● THE REQUEST
Rewrite the rows from the line with "type-row[interactable]: 类型 支出or收入: [31, 319, 523, 399]" up to and including the line with "page-title: 详细信息: [226, 51, 327, 80]", replacing "toggle-knob" with "switch-knob" and leaving everything else unchanged.

● RECORDS PROVIDED
○ ○ ○ ○ ○

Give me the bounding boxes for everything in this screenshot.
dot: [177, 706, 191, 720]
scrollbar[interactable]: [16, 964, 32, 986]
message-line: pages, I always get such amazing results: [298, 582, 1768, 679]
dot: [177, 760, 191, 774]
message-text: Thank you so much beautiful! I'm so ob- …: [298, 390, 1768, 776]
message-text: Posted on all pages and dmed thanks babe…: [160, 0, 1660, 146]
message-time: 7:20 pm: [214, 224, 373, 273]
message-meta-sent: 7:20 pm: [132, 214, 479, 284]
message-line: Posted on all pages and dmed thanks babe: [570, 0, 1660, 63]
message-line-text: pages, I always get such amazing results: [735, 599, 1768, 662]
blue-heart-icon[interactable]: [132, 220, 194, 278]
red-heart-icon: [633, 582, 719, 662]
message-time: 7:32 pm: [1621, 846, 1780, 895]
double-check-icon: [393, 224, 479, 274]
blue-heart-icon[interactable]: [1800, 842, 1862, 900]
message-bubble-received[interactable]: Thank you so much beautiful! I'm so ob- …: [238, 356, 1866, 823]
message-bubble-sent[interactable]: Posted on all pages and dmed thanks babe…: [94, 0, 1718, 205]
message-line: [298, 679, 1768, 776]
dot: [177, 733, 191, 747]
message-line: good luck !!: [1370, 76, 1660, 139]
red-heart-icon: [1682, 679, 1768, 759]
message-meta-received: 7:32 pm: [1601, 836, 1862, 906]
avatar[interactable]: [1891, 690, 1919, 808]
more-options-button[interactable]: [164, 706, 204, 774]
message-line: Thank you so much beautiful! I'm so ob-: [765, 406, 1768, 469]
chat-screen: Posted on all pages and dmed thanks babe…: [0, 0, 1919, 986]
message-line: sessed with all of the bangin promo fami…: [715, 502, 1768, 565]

○ ○ ○ ○ ○

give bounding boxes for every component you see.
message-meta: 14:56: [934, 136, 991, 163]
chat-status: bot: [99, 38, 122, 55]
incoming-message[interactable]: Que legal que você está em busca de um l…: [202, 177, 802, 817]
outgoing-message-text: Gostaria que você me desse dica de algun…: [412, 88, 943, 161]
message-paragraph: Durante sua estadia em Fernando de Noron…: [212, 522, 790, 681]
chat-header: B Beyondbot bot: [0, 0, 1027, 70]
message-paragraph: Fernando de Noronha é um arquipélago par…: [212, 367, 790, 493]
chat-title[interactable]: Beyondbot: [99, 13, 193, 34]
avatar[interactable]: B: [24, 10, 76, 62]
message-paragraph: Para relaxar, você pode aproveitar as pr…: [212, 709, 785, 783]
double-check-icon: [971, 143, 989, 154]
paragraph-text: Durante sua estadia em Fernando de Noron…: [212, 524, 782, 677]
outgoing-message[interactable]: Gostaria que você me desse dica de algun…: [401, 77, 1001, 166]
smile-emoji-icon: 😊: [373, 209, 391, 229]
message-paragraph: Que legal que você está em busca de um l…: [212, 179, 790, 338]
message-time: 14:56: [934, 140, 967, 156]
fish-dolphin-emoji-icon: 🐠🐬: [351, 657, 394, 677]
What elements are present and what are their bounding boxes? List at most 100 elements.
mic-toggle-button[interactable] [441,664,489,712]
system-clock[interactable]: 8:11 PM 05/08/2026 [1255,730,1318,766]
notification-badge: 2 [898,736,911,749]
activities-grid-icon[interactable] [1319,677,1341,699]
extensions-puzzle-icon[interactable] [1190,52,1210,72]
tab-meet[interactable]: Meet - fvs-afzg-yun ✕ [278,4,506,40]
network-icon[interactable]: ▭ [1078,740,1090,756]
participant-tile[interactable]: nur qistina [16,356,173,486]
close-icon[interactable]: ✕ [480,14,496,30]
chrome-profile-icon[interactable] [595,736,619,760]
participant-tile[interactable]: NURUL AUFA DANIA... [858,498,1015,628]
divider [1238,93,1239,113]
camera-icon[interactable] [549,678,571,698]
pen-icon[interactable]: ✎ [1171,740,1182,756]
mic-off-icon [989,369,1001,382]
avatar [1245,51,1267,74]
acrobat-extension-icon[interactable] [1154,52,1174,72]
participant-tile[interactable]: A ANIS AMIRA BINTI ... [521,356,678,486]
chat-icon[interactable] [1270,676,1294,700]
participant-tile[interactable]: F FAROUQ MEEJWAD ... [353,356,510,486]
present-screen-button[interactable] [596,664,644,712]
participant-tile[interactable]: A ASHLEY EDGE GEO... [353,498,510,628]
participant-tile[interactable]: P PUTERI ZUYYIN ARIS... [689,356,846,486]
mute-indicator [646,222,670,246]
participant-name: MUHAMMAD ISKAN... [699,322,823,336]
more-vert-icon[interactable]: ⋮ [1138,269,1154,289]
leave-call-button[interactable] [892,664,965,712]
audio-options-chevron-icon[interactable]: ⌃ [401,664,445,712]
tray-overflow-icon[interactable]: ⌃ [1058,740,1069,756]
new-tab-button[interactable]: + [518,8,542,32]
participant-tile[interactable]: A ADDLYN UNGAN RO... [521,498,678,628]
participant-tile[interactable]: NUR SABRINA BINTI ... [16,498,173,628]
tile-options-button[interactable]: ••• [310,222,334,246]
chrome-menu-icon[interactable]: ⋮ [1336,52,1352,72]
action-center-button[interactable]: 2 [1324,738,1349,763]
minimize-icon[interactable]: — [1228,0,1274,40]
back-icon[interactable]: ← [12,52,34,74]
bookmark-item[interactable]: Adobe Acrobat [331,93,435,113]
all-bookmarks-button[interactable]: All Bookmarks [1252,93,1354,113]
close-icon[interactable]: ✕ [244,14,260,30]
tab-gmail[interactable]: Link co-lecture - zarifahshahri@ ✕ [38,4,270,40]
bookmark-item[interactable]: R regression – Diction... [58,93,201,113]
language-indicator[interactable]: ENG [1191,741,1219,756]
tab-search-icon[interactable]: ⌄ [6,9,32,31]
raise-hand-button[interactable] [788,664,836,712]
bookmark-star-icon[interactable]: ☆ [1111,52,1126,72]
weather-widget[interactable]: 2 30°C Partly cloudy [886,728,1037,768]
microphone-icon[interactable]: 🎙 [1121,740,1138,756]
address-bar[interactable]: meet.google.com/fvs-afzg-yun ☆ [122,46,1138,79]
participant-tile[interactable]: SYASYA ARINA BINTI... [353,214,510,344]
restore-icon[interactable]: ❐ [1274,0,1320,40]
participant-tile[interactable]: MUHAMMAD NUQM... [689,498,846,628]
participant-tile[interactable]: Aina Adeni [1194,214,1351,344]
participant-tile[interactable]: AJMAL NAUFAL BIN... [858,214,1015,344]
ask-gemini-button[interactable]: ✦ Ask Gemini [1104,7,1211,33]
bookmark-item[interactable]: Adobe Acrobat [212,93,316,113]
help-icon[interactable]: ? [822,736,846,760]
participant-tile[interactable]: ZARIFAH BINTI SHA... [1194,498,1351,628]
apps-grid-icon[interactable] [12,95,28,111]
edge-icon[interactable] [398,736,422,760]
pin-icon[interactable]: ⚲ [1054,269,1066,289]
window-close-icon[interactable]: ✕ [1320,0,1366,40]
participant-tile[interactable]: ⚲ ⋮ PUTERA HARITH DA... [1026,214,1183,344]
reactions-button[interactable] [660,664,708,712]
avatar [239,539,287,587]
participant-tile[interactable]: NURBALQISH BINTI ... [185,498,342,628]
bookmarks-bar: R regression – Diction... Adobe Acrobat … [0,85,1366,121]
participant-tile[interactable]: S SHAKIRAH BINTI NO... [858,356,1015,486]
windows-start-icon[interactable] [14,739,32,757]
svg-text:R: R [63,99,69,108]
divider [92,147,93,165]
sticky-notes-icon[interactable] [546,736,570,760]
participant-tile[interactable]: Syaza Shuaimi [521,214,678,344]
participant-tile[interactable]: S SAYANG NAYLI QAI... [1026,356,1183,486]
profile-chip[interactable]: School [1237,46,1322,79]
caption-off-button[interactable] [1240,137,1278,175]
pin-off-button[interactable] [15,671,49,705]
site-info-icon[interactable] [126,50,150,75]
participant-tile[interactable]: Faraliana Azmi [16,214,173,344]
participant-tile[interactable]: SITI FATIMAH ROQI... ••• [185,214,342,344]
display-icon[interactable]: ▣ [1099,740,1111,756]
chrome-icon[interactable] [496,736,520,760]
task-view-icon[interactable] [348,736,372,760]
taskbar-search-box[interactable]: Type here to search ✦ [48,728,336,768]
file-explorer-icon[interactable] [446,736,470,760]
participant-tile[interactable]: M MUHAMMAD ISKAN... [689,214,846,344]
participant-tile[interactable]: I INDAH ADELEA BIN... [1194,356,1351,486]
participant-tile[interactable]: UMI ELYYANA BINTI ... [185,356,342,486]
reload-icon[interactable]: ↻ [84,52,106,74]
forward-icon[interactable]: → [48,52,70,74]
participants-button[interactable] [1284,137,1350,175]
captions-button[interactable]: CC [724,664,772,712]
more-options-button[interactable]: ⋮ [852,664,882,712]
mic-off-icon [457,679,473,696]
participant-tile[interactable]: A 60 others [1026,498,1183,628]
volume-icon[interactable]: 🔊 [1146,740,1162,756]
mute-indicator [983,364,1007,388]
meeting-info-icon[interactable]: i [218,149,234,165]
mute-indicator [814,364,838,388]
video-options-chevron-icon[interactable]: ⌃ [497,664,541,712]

○ ○ ○ ○ ○

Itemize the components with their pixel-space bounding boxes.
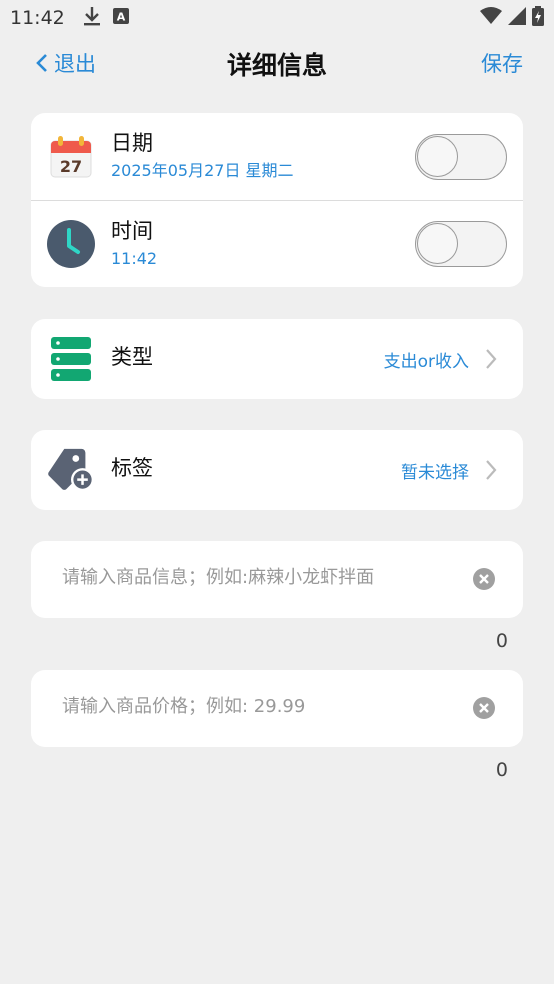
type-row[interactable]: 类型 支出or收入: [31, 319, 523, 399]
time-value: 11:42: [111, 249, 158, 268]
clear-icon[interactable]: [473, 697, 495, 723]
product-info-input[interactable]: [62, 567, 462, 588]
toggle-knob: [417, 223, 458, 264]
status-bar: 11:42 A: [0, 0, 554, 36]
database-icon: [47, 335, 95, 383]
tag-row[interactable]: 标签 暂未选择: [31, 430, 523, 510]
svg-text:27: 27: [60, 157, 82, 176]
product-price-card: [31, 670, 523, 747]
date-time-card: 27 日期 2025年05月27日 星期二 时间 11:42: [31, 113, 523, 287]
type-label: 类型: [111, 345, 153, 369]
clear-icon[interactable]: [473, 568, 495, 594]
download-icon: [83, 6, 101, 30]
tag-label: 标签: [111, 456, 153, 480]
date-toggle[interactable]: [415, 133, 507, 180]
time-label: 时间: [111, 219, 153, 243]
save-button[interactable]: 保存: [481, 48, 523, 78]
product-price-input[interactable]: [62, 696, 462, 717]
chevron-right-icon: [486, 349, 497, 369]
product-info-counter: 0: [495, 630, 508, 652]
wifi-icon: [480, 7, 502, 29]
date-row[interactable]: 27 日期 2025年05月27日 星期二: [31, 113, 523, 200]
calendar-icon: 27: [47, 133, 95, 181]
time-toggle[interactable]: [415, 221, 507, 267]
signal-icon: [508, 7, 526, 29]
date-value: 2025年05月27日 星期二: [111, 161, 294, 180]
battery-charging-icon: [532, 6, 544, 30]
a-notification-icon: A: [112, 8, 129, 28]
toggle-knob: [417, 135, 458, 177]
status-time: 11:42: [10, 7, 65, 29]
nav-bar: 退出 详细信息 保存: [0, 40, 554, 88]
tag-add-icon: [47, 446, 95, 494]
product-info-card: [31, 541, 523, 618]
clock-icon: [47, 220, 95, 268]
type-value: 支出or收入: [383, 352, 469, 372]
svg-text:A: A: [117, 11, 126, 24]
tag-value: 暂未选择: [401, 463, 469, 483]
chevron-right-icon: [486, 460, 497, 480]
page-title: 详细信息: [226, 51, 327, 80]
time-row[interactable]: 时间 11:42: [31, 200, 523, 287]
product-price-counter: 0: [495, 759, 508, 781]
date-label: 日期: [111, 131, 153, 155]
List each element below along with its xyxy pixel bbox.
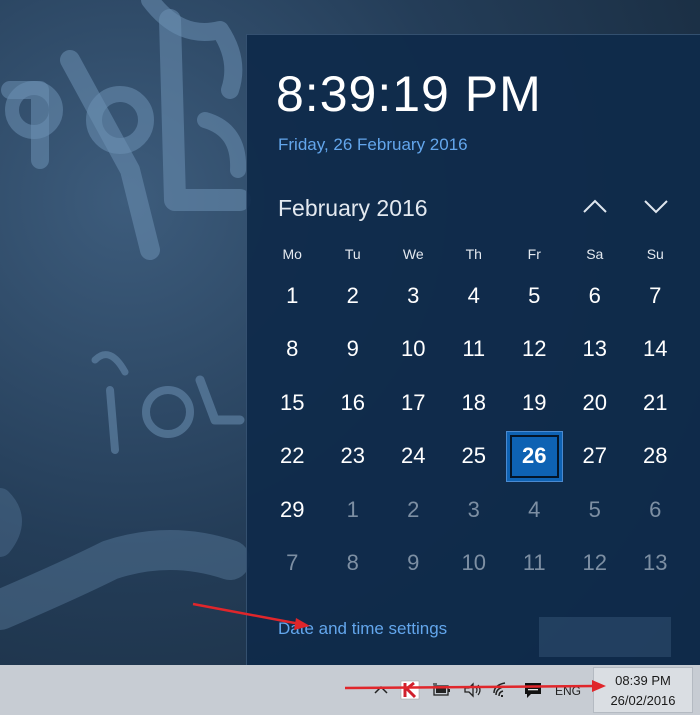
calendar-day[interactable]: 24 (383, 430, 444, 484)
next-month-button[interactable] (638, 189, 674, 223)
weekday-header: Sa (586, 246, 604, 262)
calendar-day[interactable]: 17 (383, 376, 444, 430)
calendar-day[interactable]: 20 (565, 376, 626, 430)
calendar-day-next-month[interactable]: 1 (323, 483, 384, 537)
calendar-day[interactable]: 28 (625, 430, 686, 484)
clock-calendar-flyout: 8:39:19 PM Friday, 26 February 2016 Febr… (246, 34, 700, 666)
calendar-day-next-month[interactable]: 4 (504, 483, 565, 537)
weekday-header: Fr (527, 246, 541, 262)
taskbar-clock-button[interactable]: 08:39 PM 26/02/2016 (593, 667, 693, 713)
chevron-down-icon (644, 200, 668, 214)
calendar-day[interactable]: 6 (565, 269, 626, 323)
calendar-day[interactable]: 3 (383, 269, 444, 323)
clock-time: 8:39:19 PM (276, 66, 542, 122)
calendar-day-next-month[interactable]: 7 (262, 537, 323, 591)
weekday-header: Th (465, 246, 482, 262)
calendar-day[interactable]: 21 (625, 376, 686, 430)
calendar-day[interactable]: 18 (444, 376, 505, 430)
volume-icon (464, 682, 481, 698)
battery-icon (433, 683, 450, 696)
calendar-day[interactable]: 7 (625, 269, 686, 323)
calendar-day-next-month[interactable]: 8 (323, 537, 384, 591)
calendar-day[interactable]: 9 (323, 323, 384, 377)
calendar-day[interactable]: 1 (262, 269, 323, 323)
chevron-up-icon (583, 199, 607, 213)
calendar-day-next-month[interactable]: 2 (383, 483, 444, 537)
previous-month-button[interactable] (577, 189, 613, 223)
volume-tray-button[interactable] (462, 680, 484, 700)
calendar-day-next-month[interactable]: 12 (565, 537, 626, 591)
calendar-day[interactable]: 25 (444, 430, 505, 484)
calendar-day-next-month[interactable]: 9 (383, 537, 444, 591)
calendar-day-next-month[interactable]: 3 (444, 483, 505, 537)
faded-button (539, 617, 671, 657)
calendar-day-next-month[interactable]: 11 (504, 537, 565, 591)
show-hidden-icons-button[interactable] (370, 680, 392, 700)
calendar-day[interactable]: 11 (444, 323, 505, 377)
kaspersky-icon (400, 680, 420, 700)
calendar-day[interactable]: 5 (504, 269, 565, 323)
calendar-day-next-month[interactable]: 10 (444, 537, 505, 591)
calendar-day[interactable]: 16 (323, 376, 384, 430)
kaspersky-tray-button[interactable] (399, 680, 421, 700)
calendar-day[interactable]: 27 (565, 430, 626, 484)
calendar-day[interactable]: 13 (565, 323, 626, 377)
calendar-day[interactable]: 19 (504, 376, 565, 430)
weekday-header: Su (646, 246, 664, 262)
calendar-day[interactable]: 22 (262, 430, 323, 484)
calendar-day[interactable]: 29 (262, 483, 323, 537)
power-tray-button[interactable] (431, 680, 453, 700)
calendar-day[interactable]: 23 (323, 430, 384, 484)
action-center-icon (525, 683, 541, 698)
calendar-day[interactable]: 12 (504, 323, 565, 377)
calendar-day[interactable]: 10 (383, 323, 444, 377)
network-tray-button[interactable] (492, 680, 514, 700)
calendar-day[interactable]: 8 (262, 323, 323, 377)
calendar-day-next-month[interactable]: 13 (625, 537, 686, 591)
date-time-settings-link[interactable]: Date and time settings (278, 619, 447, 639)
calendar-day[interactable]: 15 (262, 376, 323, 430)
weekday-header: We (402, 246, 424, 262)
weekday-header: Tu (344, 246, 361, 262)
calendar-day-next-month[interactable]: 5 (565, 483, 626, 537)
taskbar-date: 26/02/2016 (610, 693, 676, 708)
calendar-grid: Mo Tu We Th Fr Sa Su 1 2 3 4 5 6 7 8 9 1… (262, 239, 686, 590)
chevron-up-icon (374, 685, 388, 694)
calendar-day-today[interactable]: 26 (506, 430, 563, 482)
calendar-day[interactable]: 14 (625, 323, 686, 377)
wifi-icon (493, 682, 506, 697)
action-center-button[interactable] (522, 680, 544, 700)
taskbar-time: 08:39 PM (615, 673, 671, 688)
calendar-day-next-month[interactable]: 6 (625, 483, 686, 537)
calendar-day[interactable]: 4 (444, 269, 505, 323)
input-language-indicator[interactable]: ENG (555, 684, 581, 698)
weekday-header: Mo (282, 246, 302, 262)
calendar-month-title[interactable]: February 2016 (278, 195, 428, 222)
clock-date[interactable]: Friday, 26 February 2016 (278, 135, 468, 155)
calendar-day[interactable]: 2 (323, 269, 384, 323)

○ ○ ○ ○ ○

● ANSWER TO THE TASK
type-row[interactable]: 类型 支出or收入: [31, 319, 523, 399]
time-value: 11:42: [111, 249, 158, 268]
clear-icon[interactable]: [473, 697, 495, 723]
product-info-input[interactable]: [62, 567, 462, 588]
switch-knob: [417, 223, 458, 264]
status-bar: 11:42 A: [0, 0, 554, 36]
database-icon: [47, 335, 95, 383]
tag-row[interactable]: 标签 暂未选择: [31, 430, 523, 510]
svg-text:27: 27: [60, 157, 82, 176]
product-price-card: [31, 670, 523, 747]
date-time-card: 27 日期 2025年05月27日 星期二 时间 11:42: [31, 113, 523, 287]
type-label: 类型: [111, 345, 153, 369]
clear-icon[interactable]: [473, 568, 495, 594]
download-icon: [83, 6, 101, 30]
tag-label: 标签: [111, 456, 153, 480]
date-toggle[interactable]: [415, 133, 507, 180]
time-label: 时间: [111, 219, 153, 243]
save-button[interactable]: 保存: [481, 48, 523, 78]
product-price-input[interactable]: [62, 696, 462, 717]
chevron-right-icon: [486, 349, 497, 369]
product-info-counter: 0: [495, 630, 508, 652]
wifi-icon: [480, 7, 502, 29]
date-row[interactable]: 27 日期 2025年05月27日 星期二: [31, 113, 523, 200]
calendar-icon: 27: [47, 133, 95, 181]
time-toggle[interactable]: [415, 221, 507, 267]
signal-icon: [508, 7, 526, 29]
date-value: 2025年05月27日 星期二: [111, 161, 294, 180]
battery-charging-icon: [532, 6, 544, 30]
a-notification-icon: A: [112, 8, 129, 28]
switch-knob: [417, 135, 458, 177]
status-time: 11:42: [10, 7, 65, 29]
nav-bar: 退出 详细信息 保存: [0, 40, 554, 88]
tag-add-icon: [47, 446, 95, 494]
product-info-card: [31, 541, 523, 618]
clock-icon: [47, 220, 95, 268]
type-value: 支出or收入: [383, 352, 469, 372]
svg-text:A: A: [117, 11, 126, 24]
tag-value: 暂未选择: [401, 463, 469, 483]
chevron-right-icon: [486, 460, 497, 480]
page-title: 详细信息: [226, 51, 327, 80]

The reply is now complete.